◆ What you need to do: Show all lines from the data that include the word "处一辆汽车沿同一方向以".

◆ Records to process:
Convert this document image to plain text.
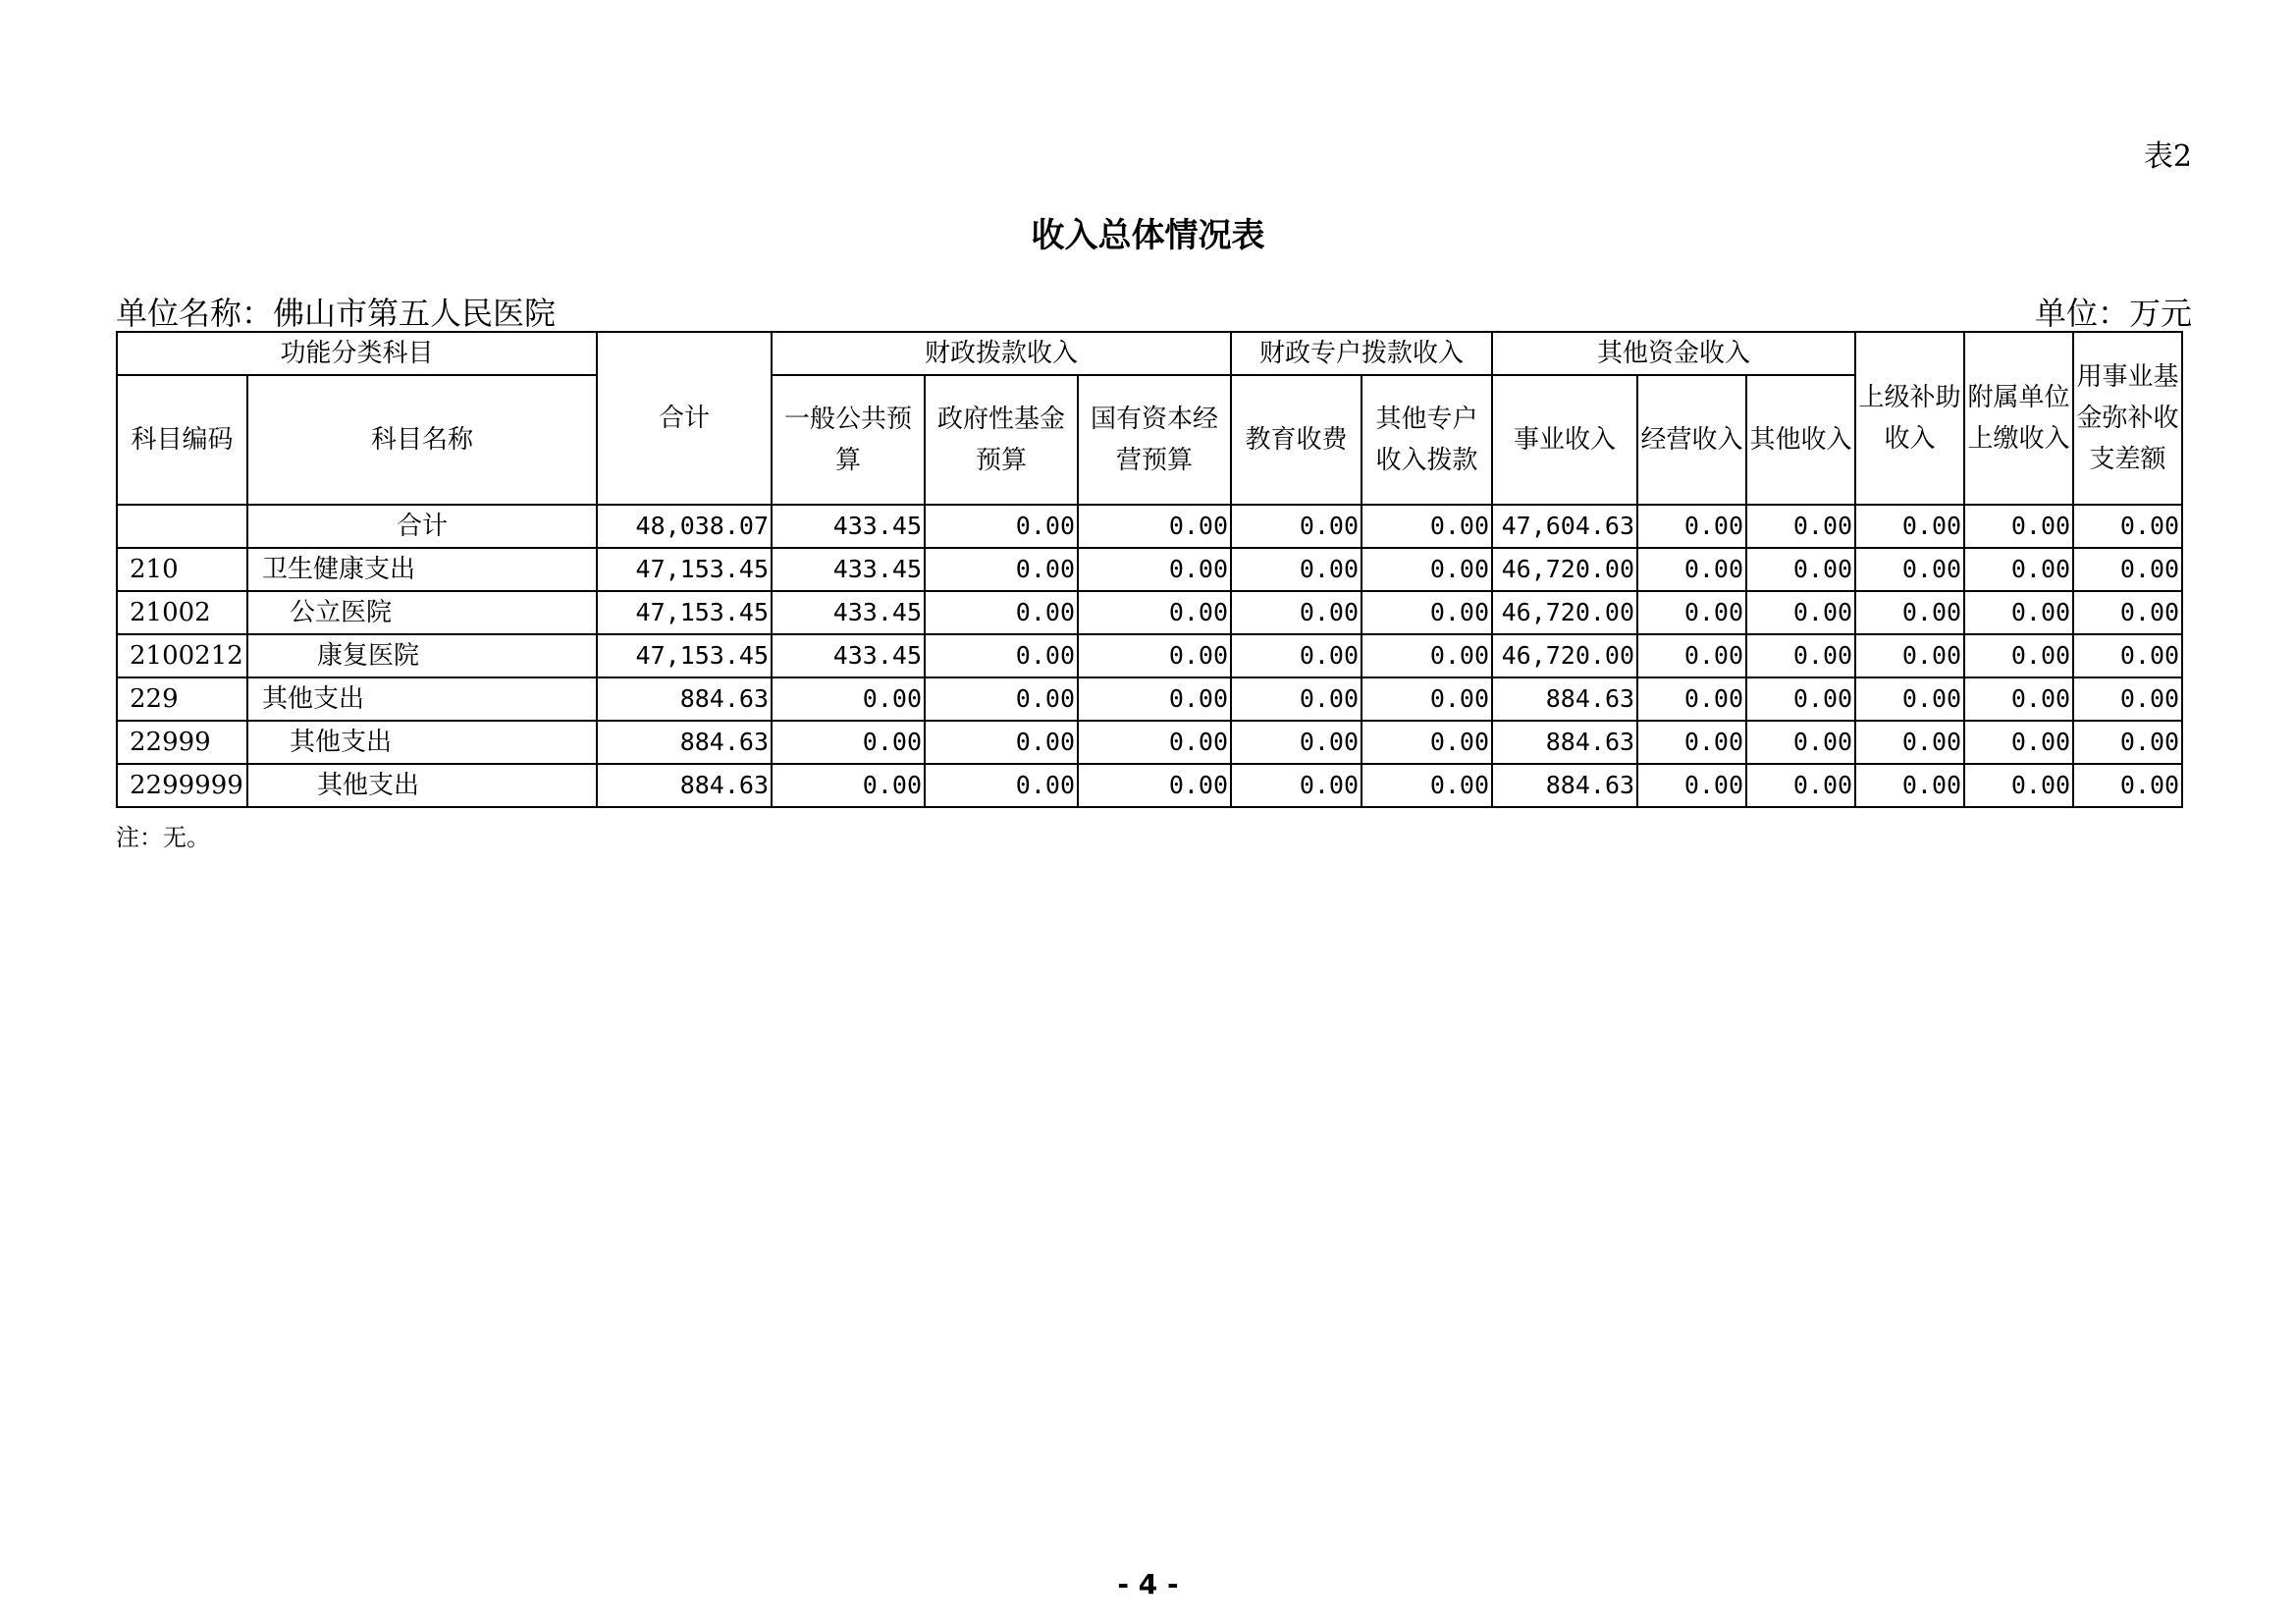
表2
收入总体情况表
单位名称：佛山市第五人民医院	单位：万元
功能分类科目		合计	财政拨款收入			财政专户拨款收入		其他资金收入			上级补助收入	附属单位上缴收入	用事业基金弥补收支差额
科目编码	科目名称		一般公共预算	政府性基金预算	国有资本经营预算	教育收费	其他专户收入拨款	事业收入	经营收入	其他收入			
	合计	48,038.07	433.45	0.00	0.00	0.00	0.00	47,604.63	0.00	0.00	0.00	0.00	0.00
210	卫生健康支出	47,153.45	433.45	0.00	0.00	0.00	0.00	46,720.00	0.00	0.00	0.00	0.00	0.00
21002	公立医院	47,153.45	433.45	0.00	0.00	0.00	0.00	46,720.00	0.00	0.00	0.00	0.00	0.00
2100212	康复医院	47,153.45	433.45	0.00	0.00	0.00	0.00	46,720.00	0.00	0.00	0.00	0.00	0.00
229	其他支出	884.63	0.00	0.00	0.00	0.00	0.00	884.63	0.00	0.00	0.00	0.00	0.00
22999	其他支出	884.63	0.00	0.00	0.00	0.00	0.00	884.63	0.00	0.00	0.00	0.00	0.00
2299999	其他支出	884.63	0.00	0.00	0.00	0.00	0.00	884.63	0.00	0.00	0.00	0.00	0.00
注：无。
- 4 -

--

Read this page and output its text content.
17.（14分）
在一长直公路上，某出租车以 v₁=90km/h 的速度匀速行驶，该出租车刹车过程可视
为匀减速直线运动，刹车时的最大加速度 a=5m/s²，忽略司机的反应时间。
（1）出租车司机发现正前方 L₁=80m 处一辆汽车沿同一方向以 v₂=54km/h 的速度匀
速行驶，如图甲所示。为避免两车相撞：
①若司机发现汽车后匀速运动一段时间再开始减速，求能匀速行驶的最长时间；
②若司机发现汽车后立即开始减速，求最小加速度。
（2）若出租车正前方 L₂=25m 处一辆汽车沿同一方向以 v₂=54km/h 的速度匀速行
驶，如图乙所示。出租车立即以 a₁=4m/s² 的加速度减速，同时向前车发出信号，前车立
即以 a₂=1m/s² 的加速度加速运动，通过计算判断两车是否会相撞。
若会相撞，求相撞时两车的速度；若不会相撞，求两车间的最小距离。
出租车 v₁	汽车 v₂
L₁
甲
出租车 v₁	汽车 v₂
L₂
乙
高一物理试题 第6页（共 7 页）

* * *

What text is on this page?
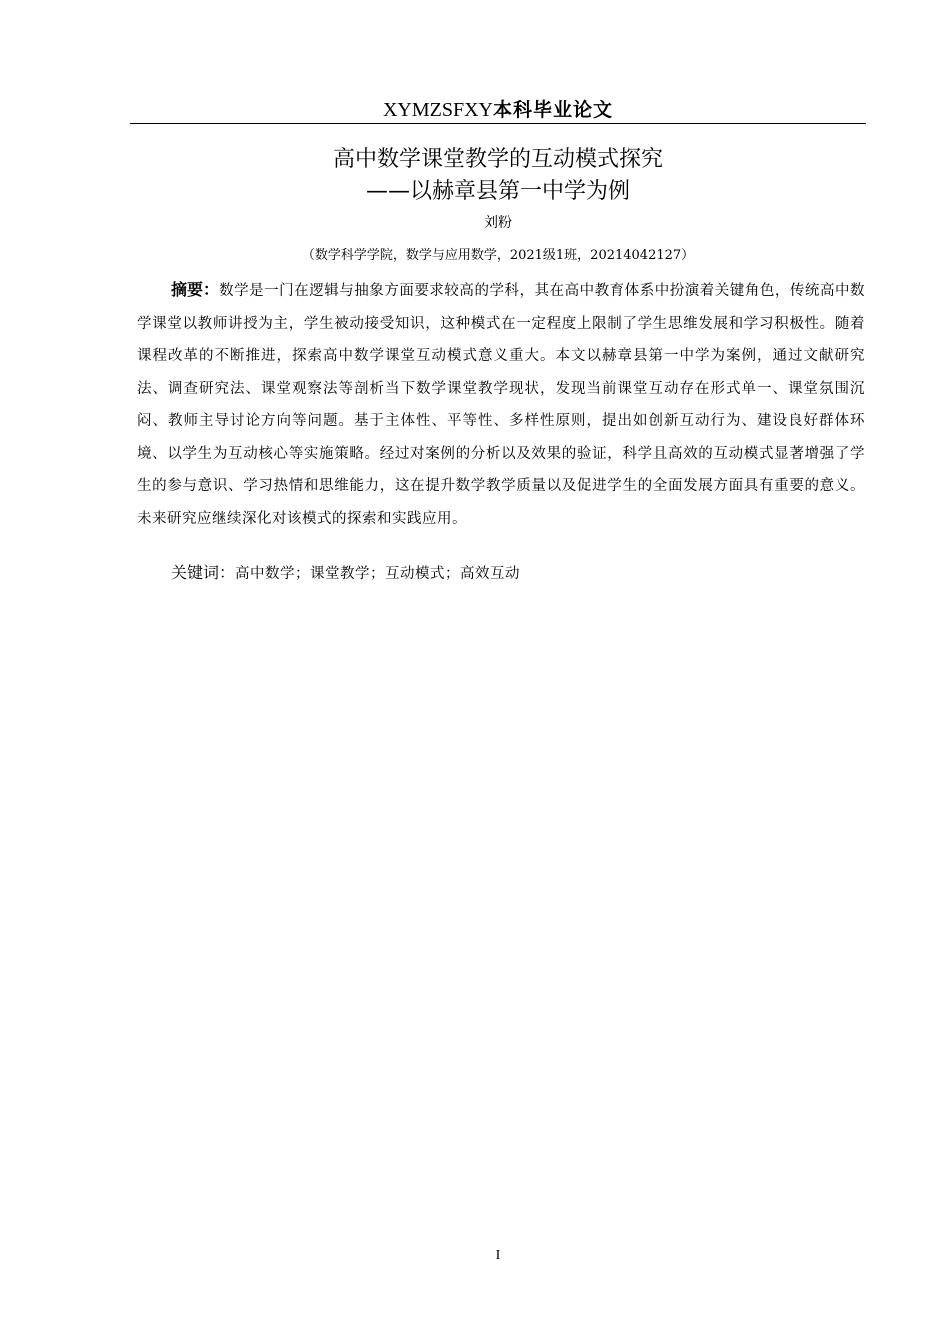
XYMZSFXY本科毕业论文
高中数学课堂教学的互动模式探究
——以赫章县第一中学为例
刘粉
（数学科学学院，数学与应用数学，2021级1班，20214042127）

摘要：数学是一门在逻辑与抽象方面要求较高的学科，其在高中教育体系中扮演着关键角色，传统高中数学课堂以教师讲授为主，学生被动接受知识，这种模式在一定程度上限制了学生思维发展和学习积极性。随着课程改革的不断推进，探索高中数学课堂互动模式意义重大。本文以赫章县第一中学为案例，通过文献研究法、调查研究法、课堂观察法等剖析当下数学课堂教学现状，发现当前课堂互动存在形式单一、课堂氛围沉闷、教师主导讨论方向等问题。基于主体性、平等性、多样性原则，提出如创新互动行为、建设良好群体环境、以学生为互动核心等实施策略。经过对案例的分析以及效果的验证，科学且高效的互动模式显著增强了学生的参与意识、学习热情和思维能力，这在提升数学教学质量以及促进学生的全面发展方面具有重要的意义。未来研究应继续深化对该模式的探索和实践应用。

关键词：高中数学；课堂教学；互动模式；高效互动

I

◆ Correct result:
（1）出租车司机发现正前方 L₁=80m 处一辆汽车沿同一方向以 v₂=54km/h 的速度匀
（2）若出租车正前方 L₂=25m 处一辆汽车沿同一方向以 v₂=54km/h 的速度匀速行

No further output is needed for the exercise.